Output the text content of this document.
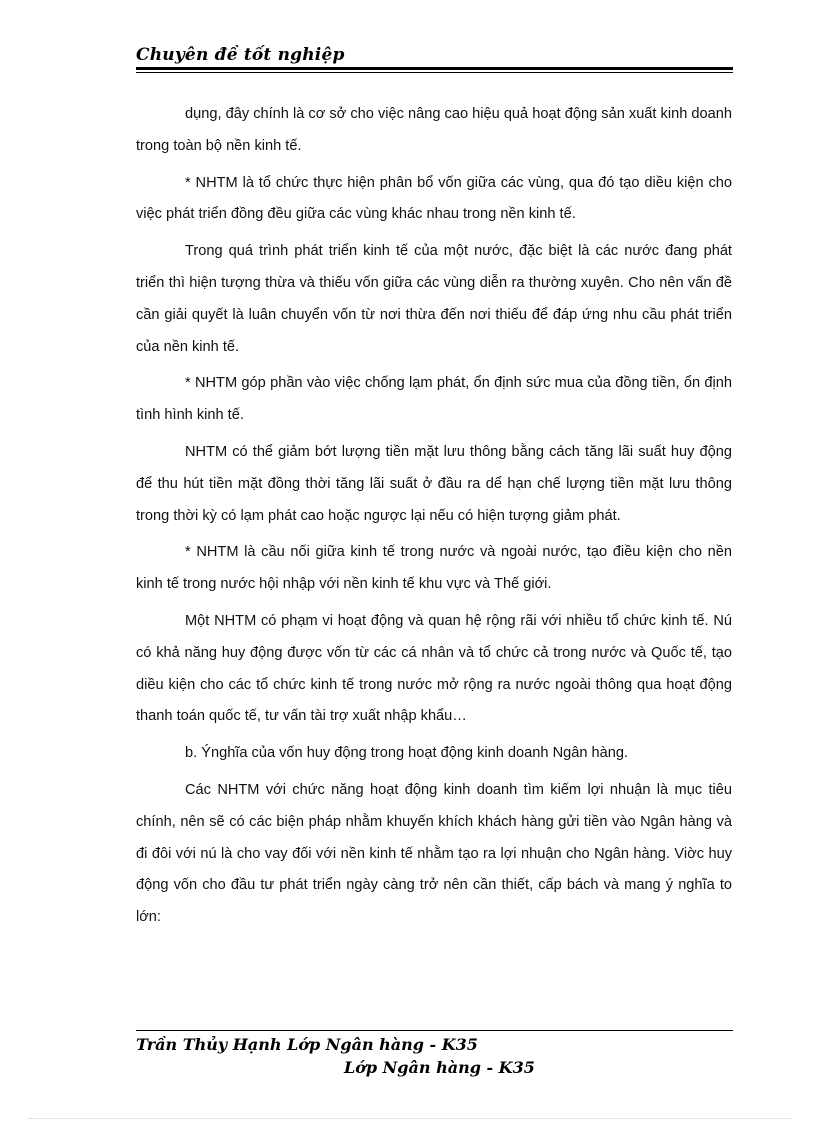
Chuyên đề tốt nghiệp

dụng, đây chính là cơ sở cho việc nâng cao hiệu quả hoạt động sản xuất kinh doanh trong toàn bộ nền kinh tế.

* NHTM là tổ chức thực hiện phân bổ vốn giữa các vùng, qua đó tạo diều kiện cho việc phát triển đồng đều giữa các vùng khác nhau trong nền kinh tế.

Trong quá trình phát triển kinh tế của một nước, đặc biệt là các nước đang phát triển thì hiện tượng thừa và thiếu vốn giữa các vùng diễn ra thường xuyên. Cho nên vấn đề cần giải quyết là luân chuyển vốn từ nơi thừa đến nơi thiếu để đáp ứng nhu cầu phát triển của nền kinh tế.

* NHTM góp phần vào việc chống lạm phát, ổn định sức mua của đồng tiền, ổn định tình hình kinh tế.

NHTM có thể giảm bớt lượng tiền mặt lưu thông bằng cách tăng lãi suất huy động để thu hút tiền mặt đồng thời tăng lãi suất ở đầu ra dể hạn chế lượng tiền mặt lưu thông trong thời kỳ có lạm phát cao hoặc ngược lại nếu có hiện tượng giảm phát.

* NHTM là cầu nối giữa kinh tế trong nước và ngoài nước, tạo điều kiện cho nền kinh tế trong nước hội nhập với nền kinh tế khu vực và Thế giới.

Một NHTM có phạm vi hoạt động và quan hệ rộng rãi với nhiều tổ chức kinh tế. Nú có khả năng huy động được vốn từ các cá nhân và tổ chức cả trong nước và Quốc tế, tạo diều kiện cho các tổ chức kinh tế trong nước mở rộng ra nước ngoài thông qua hoạt động thanh toán quốc tế, tư vấn tài trợ xuất nhập khẩu…

b. Ýnghĩa của vốn huy động trong hoạt động kinh doanh Ngân hàng.

Các NHTM với chức năng hoạt động kinh doanh tìm kiếm lợi nhuận là mục tiêu chính, nên sẽ có các biện pháp nhằm khuyến khích khách hàng gửi tiền vào Ngân hàng và đi đôi với nú là cho vay đối với nền kinh tế nhằm tạo ra lợi nhuận cho Ngân hàng. Viờc huy động vốn cho đầu tư phát triển ngày càng trở nên cần thiết, cấp bách và mang ý nghĩa to lớn:

Trần Thủy Hạnh Lớp Ngân hàng - K35
Lớp Ngân hàng - K35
=====
◆ **What you should do**
Every record must be copied exactly, with images dropped from the result.

◆ **Written answer**
Output the text content of this document.
Chuyên đề tốt nghiệp

dụng, đây chính là cơ sở cho việc nâng cao hiệu quả hoạt động sản xuất kinh doanh trong toàn bộ nền kinh tế.

* NHTM là tổ chức thực hiện phân bổ vốn giữa các vùng, qua đó tạo diều kiện cho việc phát triển đồng đều giữa các vùng khác nhau trong nền kinh tế.

Trong quá trình phát triển kinh tế của một nước, đặc biệt là các nước đang phát triển thì hiện tượng thừa và thiếu vốn giữa các vùng diễn ra thường xuyên. Cho nên vấn đề cần giải quyết là luân chuyển vốn từ nơi thừa đến nơi thiếu để đáp ứng nhu cầu phát triển của nền kinh tế.

* NHTM góp phần vào việc chống lạm phát, ổn định sức mua của đồng tiền, ổn định tình hình kinh tế.

NHTM có thể giảm bớt lượng tiền mặt lưu thông bằng cách tăng lãi suất huy động để thu hút tiền mặt đồng thời tăng lãi suất ở đầu ra dể hạn chế lượng tiền mặt lưu thông trong thời kỳ có lạm phát cao hoặc ngược lại nếu có hiện tượng giảm phát.

* NHTM là cầu nối giữa kinh tế trong nước và ngoài nước, tạo điều kiện cho nền kinh tế trong nước hội nhập với nền kinh tế khu vực và Thế giới.

Một NHTM có phạm vi hoạt động và quan hệ rộng rãi với nhiều tổ chức kinh tế. Nú có khả năng huy động được vốn từ các cá nhân và tổ chức cả trong nước và Quốc tế, tạo diều kiện cho các tổ chức kinh tế trong nước mở rộng ra nước ngoài thông qua hoạt động thanh toán quốc tế, tư vấn tài trợ xuất nhập khẩu…

b. Ýnghĩa của vốn huy động trong hoạt động kinh doanh Ngân hàng.

Các NHTM với chức năng hoạt động kinh doanh tìm kiếm lợi nhuận là mục tiêu chính, nên sẽ có các biện pháp nhằm khuyến khích khách hàng gửi tiền vào Ngân hàng và đi đôi với nú là cho vay đối với nền kinh tế nhằm tạo ra lợi nhuận cho Ngân hàng. Viờc huy động vốn cho đầu tư phát triển ngày càng trở nên cần thiết, cấp bách và mang ý nghĩa to lớn:

Trần Thủy Hạnh Lớp Ngân hàng - K35
Lớp Ngân hàng - K35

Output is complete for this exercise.